begin Dataset
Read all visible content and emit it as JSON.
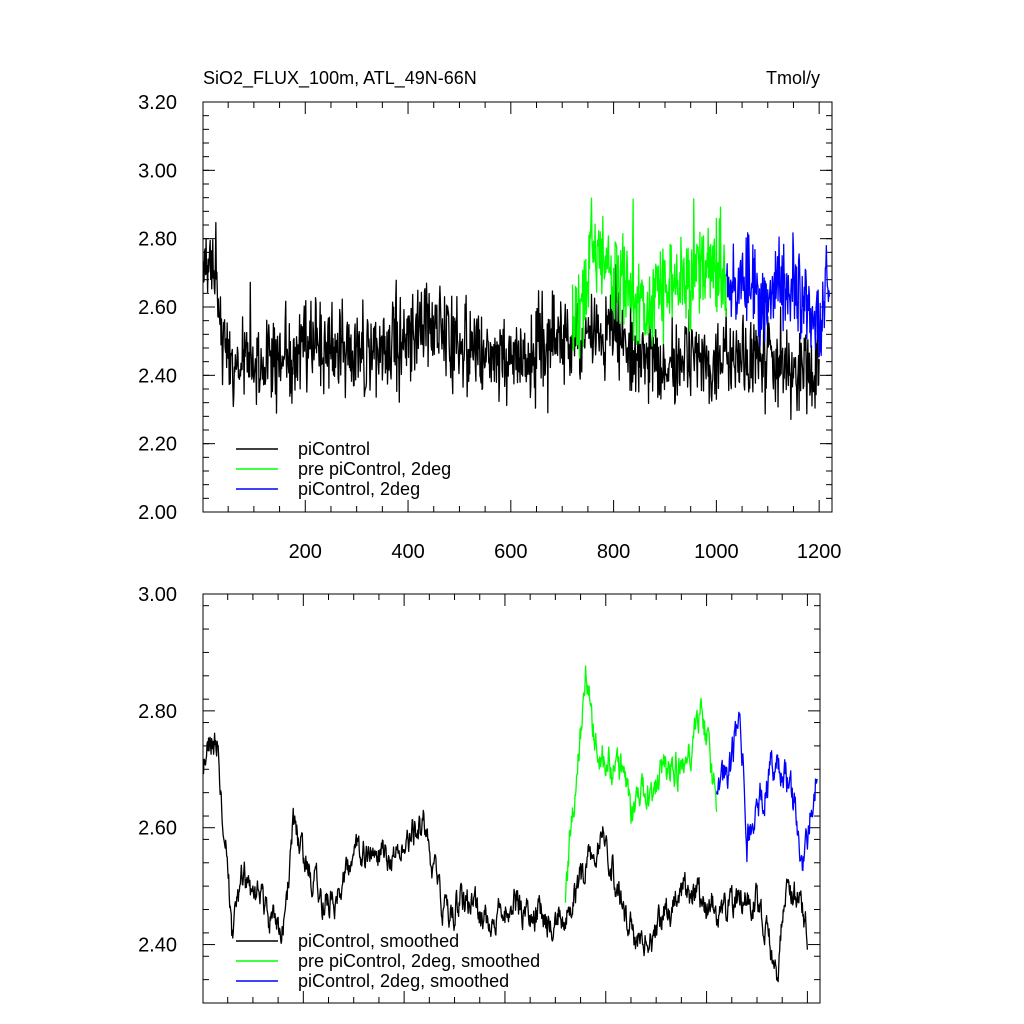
{
  "chart_data": [
    {
      "type": "line",
      "title": "SiO2_FLUX_100m, ATL_49N-66N",
      "units": "Tmol/y",
      "xlabel": "",
      "ylabel": "",
      "xlim": [
        1,
        1225
      ],
      "ylim": [
        2.0,
        3.2
      ],
      "yticks": [
        "2.00",
        "2.20",
        "2.40",
        "2.60",
        "2.80",
        "3.00",
        "3.20"
      ],
      "xticks": [
        "200",
        "400",
        "600",
        "800",
        "1000",
        "1200"
      ],
      "series": [
        {
          "name": "piControl",
          "color": "#000000",
          "x_start": 1,
          "x_end": 1200,
          "level": 2.48,
          "amplitude": 0.09,
          "anchors": [
            [
              1,
              2.72
            ],
            [
              25,
              2.7
            ],
            [
              40,
              2.5
            ],
            [
              60,
              2.4
            ],
            [
              100,
              2.46
            ],
            [
              150,
              2.44
            ],
            [
              200,
              2.5
            ],
            [
              300,
              2.47
            ],
            [
              400,
              2.51
            ],
            [
              450,
              2.55
            ],
            [
              500,
              2.48
            ],
            [
              600,
              2.43
            ],
            [
              650,
              2.47
            ],
            [
              700,
              2.5
            ],
            [
              760,
              2.52
            ],
            [
              800,
              2.54
            ],
            [
              860,
              2.45
            ],
            [
              900,
              2.44
            ],
            [
              1000,
              2.45
            ],
            [
              1100,
              2.46
            ],
            [
              1150,
              2.4
            ],
            [
              1200,
              2.43
            ]
          ]
        },
        {
          "name": "pre piControl, 2deg",
          "color": "#00ff00",
          "x_start": 720,
          "x_end": 1020,
          "level": 2.67,
          "amplitude": 0.1,
          "anchors": [
            [
              720,
              2.5
            ],
            [
              760,
              2.78
            ],
            [
              800,
              2.7
            ],
            [
              850,
              2.62
            ],
            [
              900,
              2.66
            ],
            [
              950,
              2.68
            ],
            [
              1000,
              2.72
            ],
            [
              1020,
              2.66
            ]
          ]
        },
        {
          "name": "piControl, 2deg",
          "color": "#0000ff",
          "x_start": 1020,
          "x_end": 1220,
          "level": 2.64,
          "amplitude": 0.09,
          "anchors": [
            [
              1020,
              2.64
            ],
            [
              1060,
              2.7
            ],
            [
              1090,
              2.58
            ],
            [
              1130,
              2.7
            ],
            [
              1170,
              2.62
            ],
            [
              1200,
              2.55
            ],
            [
              1220,
              2.7
            ]
          ]
        }
      ],
      "legend": {
        "position": "bottom-left",
        "entries": [
          "piControl",
          "pre piControl, 2deg",
          "piControl, 2deg"
        ]
      }
    },
    {
      "type": "line",
      "title": "",
      "xlabel": "",
      "ylabel": "",
      "xlim": [
        1,
        1225
      ],
      "ylim": [
        2.3,
        3.0
      ],
      "yticks": [
        "2.40",
        "2.60",
        "2.80",
        "3.00"
      ],
      "xticks": [],
      "series": [
        {
          "name": "piControl, smoothed",
          "color": "#000000",
          "x_start": 1,
          "x_end": 1200,
          "level": 2.5,
          "amplitude": 0.035,
          "anchors": [
            [
              1,
              2.71
            ],
            [
              10,
              2.75
            ],
            [
              30,
              2.74
            ],
            [
              45,
              2.58
            ],
            [
              60,
              2.4
            ],
            [
              80,
              2.52
            ],
            [
              120,
              2.46
            ],
            [
              160,
              2.42
            ],
            [
              180,
              2.6
            ],
            [
              200,
              2.54
            ],
            [
              250,
              2.46
            ],
            [
              280,
              2.52
            ],
            [
              320,
              2.56
            ],
            [
              360,
              2.55
            ],
            [
              400,
              2.58
            ],
            [
              440,
              2.6
            ],
            [
              480,
              2.46
            ],
            [
              520,
              2.48
            ],
            [
              560,
              2.44
            ],
            [
              620,
              2.47
            ],
            [
              680,
              2.44
            ],
            [
              720,
              2.46
            ],
            [
              780,
              2.56
            ],
            [
              800,
              2.58
            ],
            [
              840,
              2.44
            ],
            [
              860,
              2.4
            ],
            [
              900,
              2.42
            ],
            [
              950,
              2.5
            ],
            [
              1000,
              2.47
            ],
            [
              1050,
              2.46
            ],
            [
              1100,
              2.48
            ],
            [
              1140,
              2.36
            ],
            [
              1160,
              2.5
            ],
            [
              1190,
              2.46
            ],
            [
              1200,
              2.43
            ]
          ]
        },
        {
          "name": "pre piControl, 2deg, smoothed",
          "color": "#00ff00",
          "x_start": 720,
          "x_end": 1020,
          "level": 2.7,
          "amplitude": 0.04,
          "anchors": [
            [
              720,
              2.49
            ],
            [
              740,
              2.68
            ],
            [
              760,
              2.86
            ],
            [
              780,
              2.74
            ],
            [
              800,
              2.73
            ],
            [
              830,
              2.7
            ],
            [
              850,
              2.62
            ],
            [
              880,
              2.66
            ],
            [
              920,
              2.7
            ],
            [
              960,
              2.72
            ],
            [
              990,
              2.8
            ],
            [
              1010,
              2.7
            ],
            [
              1020,
              2.65
            ]
          ]
        },
        {
          "name": "piControl, 2deg, smoothed",
          "color": "#0000ff",
          "x_start": 1020,
          "x_end": 1220,
          "level": 2.64,
          "amplitude": 0.04,
          "anchors": [
            [
              1020,
              2.65
            ],
            [
              1050,
              2.7
            ],
            [
              1065,
              2.8
            ],
            [
              1080,
              2.58
            ],
            [
              1100,
              2.62
            ],
            [
              1130,
              2.72
            ],
            [
              1150,
              2.7
            ],
            [
              1170,
              2.65
            ],
            [
              1190,
              2.55
            ],
            [
              1205,
              2.62
            ],
            [
              1220,
              2.72
            ]
          ]
        }
      ],
      "legend": {
        "position": "bottom-left",
        "entries": [
          "piControl, smoothed",
          "pre piControl, 2deg, smoothed",
          "piControl, 2deg, smoothed"
        ]
      }
    }
  ]
}
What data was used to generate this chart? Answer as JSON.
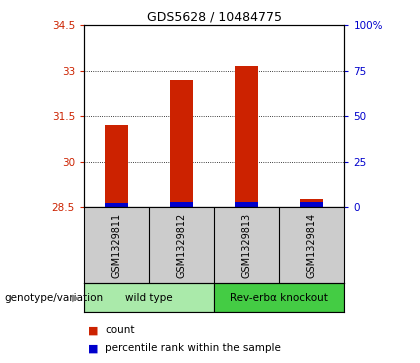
{
  "title": "GDS5628 / 10484775",
  "samples": [
    "GSM1329811",
    "GSM1329812",
    "GSM1329813",
    "GSM1329814"
  ],
  "red_values": [
    31.2,
    32.7,
    33.15,
    28.75
  ],
  "blue_values": [
    28.63,
    28.66,
    28.67,
    28.65
  ],
  "red_base": 28.5,
  "ylim_left": [
    28.5,
    34.5
  ],
  "ylim_right": [
    0,
    100
  ],
  "yticks_left": [
    28.5,
    30.0,
    31.5,
    33.0,
    34.5
  ],
  "yticks_right": [
    0,
    25,
    50,
    75,
    100
  ],
  "ytick_labels_left": [
    "28.5",
    "30",
    "31.5",
    "33",
    "34.5"
  ],
  "ytick_labels_right": [
    "0",
    "25",
    "50",
    "75",
    "100%"
  ],
  "groups": [
    {
      "label": "wild type",
      "samples": [
        0,
        1
      ],
      "color": "#aaeaaa"
    },
    {
      "label": "Rev-erbα knockout",
      "samples": [
        2,
        3
      ],
      "color": "#44cc44"
    }
  ],
  "genotype_label": "genotype/variation",
  "legend_red": "count",
  "legend_blue": "percentile rank within the sample",
  "bar_width": 0.35,
  "red_color": "#CC2200",
  "blue_color": "#0000CC",
  "grid_color": "#000000",
  "bg_color": "#FFFFFF",
  "plot_bg": "#FFFFFF",
  "left_tick_color": "#CC2200",
  "right_tick_color": "#0000CC",
  "sample_bg": "#CCCCCC"
}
end Dataset
- Short problem: Show every line in the records above that contains the word "level".

- Output:
          "level": 2.48,
          "level": 2.67,
          "level": 2.64,
          "level": 2.5,
          "level": 2.7,
          "level": 2.64,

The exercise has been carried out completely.